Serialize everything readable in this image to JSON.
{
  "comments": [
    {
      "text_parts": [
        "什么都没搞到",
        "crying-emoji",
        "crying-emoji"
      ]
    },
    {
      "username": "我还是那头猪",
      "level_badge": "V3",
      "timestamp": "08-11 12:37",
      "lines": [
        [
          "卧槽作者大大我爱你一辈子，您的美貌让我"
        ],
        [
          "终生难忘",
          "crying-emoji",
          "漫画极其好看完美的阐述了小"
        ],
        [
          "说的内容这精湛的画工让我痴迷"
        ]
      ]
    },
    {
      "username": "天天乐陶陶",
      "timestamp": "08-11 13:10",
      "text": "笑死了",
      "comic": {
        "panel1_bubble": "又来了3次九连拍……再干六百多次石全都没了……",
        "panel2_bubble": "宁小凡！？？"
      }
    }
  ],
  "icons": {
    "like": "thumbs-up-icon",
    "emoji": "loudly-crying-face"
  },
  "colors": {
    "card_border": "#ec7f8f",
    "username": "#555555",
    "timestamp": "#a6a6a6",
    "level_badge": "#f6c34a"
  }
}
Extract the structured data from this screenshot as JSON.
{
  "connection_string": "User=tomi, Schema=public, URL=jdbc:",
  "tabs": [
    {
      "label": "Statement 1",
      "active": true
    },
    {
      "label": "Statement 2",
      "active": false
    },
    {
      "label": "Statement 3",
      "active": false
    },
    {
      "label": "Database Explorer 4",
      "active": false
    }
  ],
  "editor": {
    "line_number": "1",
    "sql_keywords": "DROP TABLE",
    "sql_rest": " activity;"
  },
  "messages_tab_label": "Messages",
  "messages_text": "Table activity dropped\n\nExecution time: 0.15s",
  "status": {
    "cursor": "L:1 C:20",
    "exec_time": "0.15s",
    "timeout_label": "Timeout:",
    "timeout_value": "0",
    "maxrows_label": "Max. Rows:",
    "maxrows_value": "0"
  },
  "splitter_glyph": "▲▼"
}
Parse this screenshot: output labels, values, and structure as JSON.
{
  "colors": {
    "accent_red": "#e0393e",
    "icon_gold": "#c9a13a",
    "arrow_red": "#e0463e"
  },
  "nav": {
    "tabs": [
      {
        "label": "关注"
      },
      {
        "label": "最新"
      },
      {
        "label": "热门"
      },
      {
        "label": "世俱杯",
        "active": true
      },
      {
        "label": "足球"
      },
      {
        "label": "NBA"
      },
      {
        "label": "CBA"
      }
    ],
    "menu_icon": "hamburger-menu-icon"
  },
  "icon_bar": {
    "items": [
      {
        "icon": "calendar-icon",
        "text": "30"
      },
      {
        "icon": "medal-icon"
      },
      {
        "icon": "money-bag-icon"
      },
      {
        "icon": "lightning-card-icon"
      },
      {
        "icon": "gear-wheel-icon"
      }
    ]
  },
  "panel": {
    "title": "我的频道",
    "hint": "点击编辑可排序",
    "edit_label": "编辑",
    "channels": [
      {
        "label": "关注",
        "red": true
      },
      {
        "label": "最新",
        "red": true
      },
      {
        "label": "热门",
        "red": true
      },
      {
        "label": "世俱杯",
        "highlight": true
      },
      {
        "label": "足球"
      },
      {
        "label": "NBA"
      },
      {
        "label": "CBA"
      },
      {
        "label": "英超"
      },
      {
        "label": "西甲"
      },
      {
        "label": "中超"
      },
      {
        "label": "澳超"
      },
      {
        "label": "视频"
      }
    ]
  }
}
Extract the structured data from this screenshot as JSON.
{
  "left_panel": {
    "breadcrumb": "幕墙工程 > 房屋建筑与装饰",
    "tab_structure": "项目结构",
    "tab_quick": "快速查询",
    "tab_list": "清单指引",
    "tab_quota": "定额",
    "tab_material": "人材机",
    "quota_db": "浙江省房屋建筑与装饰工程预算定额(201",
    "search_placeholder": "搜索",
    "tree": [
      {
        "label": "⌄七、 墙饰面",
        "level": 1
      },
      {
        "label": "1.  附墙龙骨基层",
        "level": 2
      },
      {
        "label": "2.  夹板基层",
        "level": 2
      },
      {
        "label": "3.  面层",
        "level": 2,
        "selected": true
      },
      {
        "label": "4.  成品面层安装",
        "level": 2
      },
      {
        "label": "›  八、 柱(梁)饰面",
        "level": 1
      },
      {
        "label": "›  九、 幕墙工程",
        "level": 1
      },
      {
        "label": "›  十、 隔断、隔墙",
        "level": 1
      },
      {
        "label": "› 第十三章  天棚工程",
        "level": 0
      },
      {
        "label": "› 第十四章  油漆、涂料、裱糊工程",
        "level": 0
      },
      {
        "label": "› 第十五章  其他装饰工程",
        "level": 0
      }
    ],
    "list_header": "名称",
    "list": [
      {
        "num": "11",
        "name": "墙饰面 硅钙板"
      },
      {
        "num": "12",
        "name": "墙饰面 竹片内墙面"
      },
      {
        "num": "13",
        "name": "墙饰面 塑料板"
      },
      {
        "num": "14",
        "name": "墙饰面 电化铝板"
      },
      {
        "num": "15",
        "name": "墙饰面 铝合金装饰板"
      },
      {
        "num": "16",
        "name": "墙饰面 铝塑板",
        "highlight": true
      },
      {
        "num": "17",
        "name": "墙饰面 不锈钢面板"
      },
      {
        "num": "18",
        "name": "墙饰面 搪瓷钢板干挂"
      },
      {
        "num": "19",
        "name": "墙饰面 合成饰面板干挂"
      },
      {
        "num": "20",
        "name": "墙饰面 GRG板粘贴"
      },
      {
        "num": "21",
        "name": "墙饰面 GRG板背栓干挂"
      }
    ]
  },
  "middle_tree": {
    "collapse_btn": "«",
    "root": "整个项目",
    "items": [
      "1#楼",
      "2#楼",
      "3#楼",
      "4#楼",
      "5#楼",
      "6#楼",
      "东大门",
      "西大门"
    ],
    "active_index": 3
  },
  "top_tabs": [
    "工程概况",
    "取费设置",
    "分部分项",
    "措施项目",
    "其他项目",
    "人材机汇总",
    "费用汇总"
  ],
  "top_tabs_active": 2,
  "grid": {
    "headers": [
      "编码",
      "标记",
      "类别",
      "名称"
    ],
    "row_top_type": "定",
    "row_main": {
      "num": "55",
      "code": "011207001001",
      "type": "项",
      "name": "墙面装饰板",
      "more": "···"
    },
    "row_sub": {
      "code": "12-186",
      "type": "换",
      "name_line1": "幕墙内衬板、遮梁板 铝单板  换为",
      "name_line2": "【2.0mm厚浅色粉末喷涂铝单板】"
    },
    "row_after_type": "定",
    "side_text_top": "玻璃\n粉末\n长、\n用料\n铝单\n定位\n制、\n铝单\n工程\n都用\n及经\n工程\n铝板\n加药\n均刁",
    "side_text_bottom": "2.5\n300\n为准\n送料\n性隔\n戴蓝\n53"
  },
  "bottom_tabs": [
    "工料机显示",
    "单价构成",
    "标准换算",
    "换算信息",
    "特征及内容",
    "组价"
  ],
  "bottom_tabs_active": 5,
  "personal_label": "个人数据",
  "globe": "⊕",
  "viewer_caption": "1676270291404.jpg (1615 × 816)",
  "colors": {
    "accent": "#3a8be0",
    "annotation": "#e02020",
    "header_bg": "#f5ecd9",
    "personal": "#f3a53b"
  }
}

══════

Which lines of the data above contain "username"? Copy each one.

      "username": "我还是那头猪",
      "username": "天天乐陶陶",
    "username": "#555555",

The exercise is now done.